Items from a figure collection
#####
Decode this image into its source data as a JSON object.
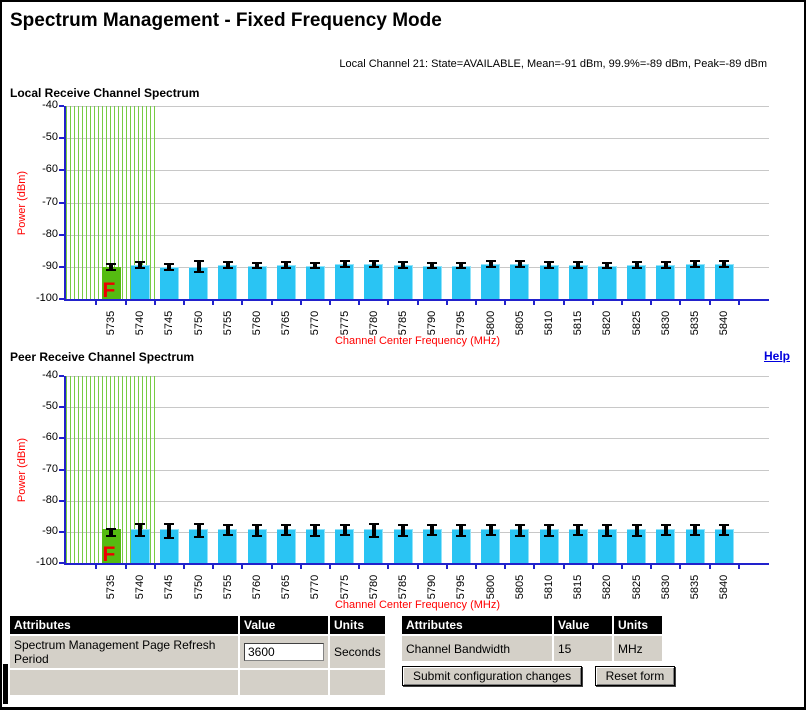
{
  "page": {
    "title": "Spectrum Management - Fixed Frequency Mode",
    "status_line": "Local Channel 21: State=AVAILABLE, Mean=-91 dBm, 99.9%=-89 dBm, Peak=-89 dBm",
    "help_label": "Help"
  },
  "colors": {
    "bar_cyan": "#2AC4F3",
    "bar_green": "#55BB11",
    "fixed_marker_red": "#EE0000",
    "stripe_green": "#77CC44",
    "axis_blue": "#2222CC",
    "grid_gray": "#C8C8C8",
    "axis_title_red": "#FF0000",
    "table_header_bg": "#000000",
    "table_row_bg": "#D4D0C8",
    "help_link_blue": "#0000DD"
  },
  "chart_data": [
    {
      "type": "bar",
      "title": "Local Receive Channel Spectrum",
      "xlabel": "Channel Center Frequency (MHz)",
      "ylabel": "Power (dBm)",
      "ylim": [
        -100,
        -40
      ],
      "yticks": [
        -40,
        -50,
        -60,
        -70,
        -80,
        -90,
        -100
      ],
      "grid": true,
      "categories": [
        5735,
        5740,
        5745,
        5750,
        5755,
        5760,
        5765,
        5770,
        5775,
        5780,
        5785,
        5790,
        5795,
        5800,
        5805,
        5810,
        5815,
        5820,
        5825,
        5830,
        5835,
        5840
      ],
      "values": [
        -90,
        -89.4,
        -90,
        -90,
        -89.4,
        -89.6,
        -89.4,
        -89.6,
        -89.2,
        -89.2,
        -89.4,
        -89.6,
        -89.6,
        -89.2,
        -89.2,
        -89.4,
        -89.4,
        -89.6,
        -89.4,
        -89.4,
        -89.2,
        -89.2
      ],
      "err_high": [
        -89.3,
        -88.8,
        -89.3,
        -88.6,
        -88.8,
        -89.0,
        -88.8,
        -89.0,
        -88.6,
        -88.6,
        -88.8,
        -89.0,
        -89.0,
        -88.6,
        -88.6,
        -88.8,
        -88.8,
        -89.0,
        -88.8,
        -88.8,
        -88.6,
        -88.6
      ],
      "err_low": [
        -90.7,
        -90.0,
        -90.7,
        -91.2,
        -90.0,
        -90.2,
        -90.0,
        -90.2,
        -89.8,
        -89.8,
        -90.0,
        -90.2,
        -90.2,
        -89.8,
        -89.8,
        -90.0,
        -90.0,
        -90.2,
        -90.0,
        -90.0,
        -89.8,
        -89.8
      ],
      "fixed_channel": 5735,
      "fixed_marker": "F",
      "shaded_channels": [
        5735,
        5740
      ]
    },
    {
      "type": "bar",
      "title": "Peer Receive Channel Spectrum",
      "xlabel": "Channel Center Frequency (MHz)",
      "ylabel": "Power (dBm)",
      "ylim": [
        -100,
        -40
      ],
      "yticks": [
        -40,
        -50,
        -60,
        -70,
        -80,
        -90,
        -100
      ],
      "grid": true,
      "categories": [
        5735,
        5740,
        5745,
        5750,
        5755,
        5760,
        5765,
        5770,
        5775,
        5780,
        5785,
        5790,
        5795,
        5800,
        5805,
        5810,
        5815,
        5820,
        5825,
        5830,
        5835,
        5840
      ],
      "values": [
        -89,
        -89,
        -89,
        -89,
        -89,
        -89,
        -89,
        -89,
        -89,
        -89,
        -89,
        -89,
        -89,
        -89,
        -89,
        -89,
        -89,
        -89,
        -89,
        -89,
        -89,
        -89
      ],
      "err_high": [
        -89.3,
        -87.9,
        -87.8,
        -87.9,
        -88.2,
        -88.2,
        -88.1,
        -88.2,
        -88.1,
        -87.8,
        -88.2,
        -88.1,
        -88.2,
        -88.1,
        -88.2,
        -88.2,
        -88.1,
        -88.2,
        -88.2,
        -88.1,
        -88.0,
        -88.1
      ],
      "err_low": [
        -90.9,
        -90.9,
        -91.5,
        -91.3,
        -90.8,
        -90.9,
        -90.8,
        -90.9,
        -90.8,
        -91.4,
        -90.9,
        -90.8,
        -90.9,
        -90.8,
        -90.9,
        -90.9,
        -90.8,
        -90.9,
        -90.9,
        -90.8,
        -90.7,
        -90.8
      ],
      "fixed_channel": 5735,
      "fixed_marker": "F",
      "shaded_channels": [
        5735,
        5740
      ]
    }
  ],
  "tables": {
    "left": {
      "headers": [
        "Attributes",
        "Value",
        "Units"
      ],
      "rows": [
        {
          "label": "Spectrum Management Page Refresh Period",
          "value": "3600",
          "units": "Seconds"
        }
      ]
    },
    "right": {
      "headers": [
        "Attributes",
        "Value",
        "Units"
      ],
      "rows": [
        {
          "label": "Channel Bandwidth",
          "value": "15",
          "units": "MHz"
        }
      ]
    }
  },
  "buttons": {
    "submit": "Submit configuration changes",
    "reset": "Reset form"
  }
}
#####
WHAT IS ASKED: Copy out the entries verbatim and leave the images out.

COMPLETE OUTPUT:
Decode this image into its source data as a JSON object.
{
  "page": {
    "title": "Spectrum Management - Fixed Frequency Mode",
    "status_line": "Local Channel 21: State=AVAILABLE, Mean=-91 dBm, 99.9%=-89 dBm, Peak=-89 dBm",
    "help_label": "Help"
  },
  "colors": {
    "bar_cyan": "#2AC4F3",
    "bar_green": "#55BB11",
    "fixed_marker_red": "#EE0000",
    "stripe_green": "#77CC44",
    "axis_blue": "#2222CC",
    "grid_gray": "#C8C8C8",
    "axis_title_red": "#FF0000",
    "table_header_bg": "#000000",
    "table_row_bg": "#D4D0C8",
    "help_link_blue": "#0000DD"
  },
  "chart_data": [
    {
      "type": "bar",
      "title": "Local Receive Channel Spectrum",
      "xlabel": "Channel Center Frequency (MHz)",
      "ylabel": "Power (dBm)",
      "ylim": [
        -100,
        -40
      ],
      "yticks": [
        -40,
        -50,
        -60,
        -70,
        -80,
        -90,
        -100
      ],
      "grid": true,
      "categories": [
        5735,
        5740,
        5745,
        5750,
        5755,
        5760,
        5765,
        5770,
        5775,
        5780,
        5785,
        5790,
        5795,
        5800,
        5805,
        5810,
        5815,
        5820,
        5825,
        5830,
        5835,
        5840
      ],
      "values": [
        -90,
        -89.4,
        -90,
        -90,
        -89.4,
        -89.6,
        -89.4,
        -89.6,
        -89.2,
        -89.2,
        -89.4,
        -89.6,
        -89.6,
        -89.2,
        -89.2,
        -89.4,
        -89.4,
        -89.6,
        -89.4,
        -89.4,
        -89.2,
        -89.2
      ],
      "err_high": [
        -89.3,
        -88.8,
        -89.3,
        -88.6,
        -88.8,
        -89.0,
        -88.8,
        -89.0,
        -88.6,
        -88.6,
        -88.8,
        -89.0,
        -89.0,
        -88.6,
        -88.6,
        -88.8,
        -88.8,
        -89.0,
        -88.8,
        -88.8,
        -88.6,
        -88.6
      ],
      "err_low": [
        -90.7,
        -90.0,
        -90.7,
        -91.2,
        -90.0,
        -90.2,
        -90.0,
        -90.2,
        -89.8,
        -89.8,
        -90.0,
        -90.2,
        -90.2,
        -89.8,
        -89.8,
        -90.0,
        -90.0,
        -90.2,
        -90.0,
        -90.0,
        -89.8,
        -89.8
      ],
      "fixed_channel": 5735,
      "fixed_marker": "F",
      "shaded_channels": [
        5735,
        5740
      ]
    },
    {
      "type": "bar",
      "title": "Peer Receive Channel Spectrum",
      "xlabel": "Channel Center Frequency (MHz)",
      "ylabel": "Power (dBm)",
      "ylim": [
        -100,
        -40
      ],
      "yticks": [
        -40,
        -50,
        -60,
        -70,
        -80,
        -90,
        -100
      ],
      "grid": true,
      "categories": [
        5735,
        5740,
        5745,
        5750,
        5755,
        5760,
        5765,
        5770,
        5775,
        5780,
        5785,
        5790,
        5795,
        5800,
        5805,
        5810,
        5815,
        5820,
        5825,
        5830,
        5835,
        5840
      ],
      "values": [
        -89,
        -89,
        -89,
        -89,
        -89,
        -89,
        -89,
        -89,
        -89,
        -89,
        -89,
        -89,
        -89,
        -89,
        -89,
        -89,
        -89,
        -89,
        -89,
        -89,
        -89,
        -89
      ],
      "err_high": [
        -89.3,
        -87.9,
        -87.8,
        -87.9,
        -88.2,
        -88.2,
        -88.1,
        -88.2,
        -88.1,
        -87.8,
        -88.2,
        -88.1,
        -88.2,
        -88.1,
        -88.2,
        -88.2,
        -88.1,
        -88.2,
        -88.2,
        -88.1,
        -88.0,
        -88.1
      ],
      "err_low": [
        -90.9,
        -90.9,
        -91.5,
        -91.3,
        -90.8,
        -90.9,
        -90.8,
        -90.9,
        -90.8,
        -91.4,
        -90.9,
        -90.8,
        -90.9,
        -90.8,
        -90.9,
        -90.9,
        -90.8,
        -90.9,
        -90.9,
        -90.8,
        -90.7,
        -90.8
      ],
      "fixed_channel": 5735,
      "fixed_marker": "F",
      "shaded_channels": [
        5735,
        5740
      ]
    }
  ],
  "tables": {
    "left": {
      "headers": [
        "Attributes",
        "Value",
        "Units"
      ],
      "rows": [
        {
          "label": "Spectrum Management Page Refresh Period",
          "value": "3600",
          "units": "Seconds"
        }
      ]
    },
    "right": {
      "headers": [
        "Attributes",
        "Value",
        "Units"
      ],
      "rows": [
        {
          "label": "Channel Bandwidth",
          "value": "15",
          "units": "MHz"
        }
      ]
    }
  },
  "buttons": {
    "submit": "Submit configuration changes",
    "reset": "Reset form"
  }
}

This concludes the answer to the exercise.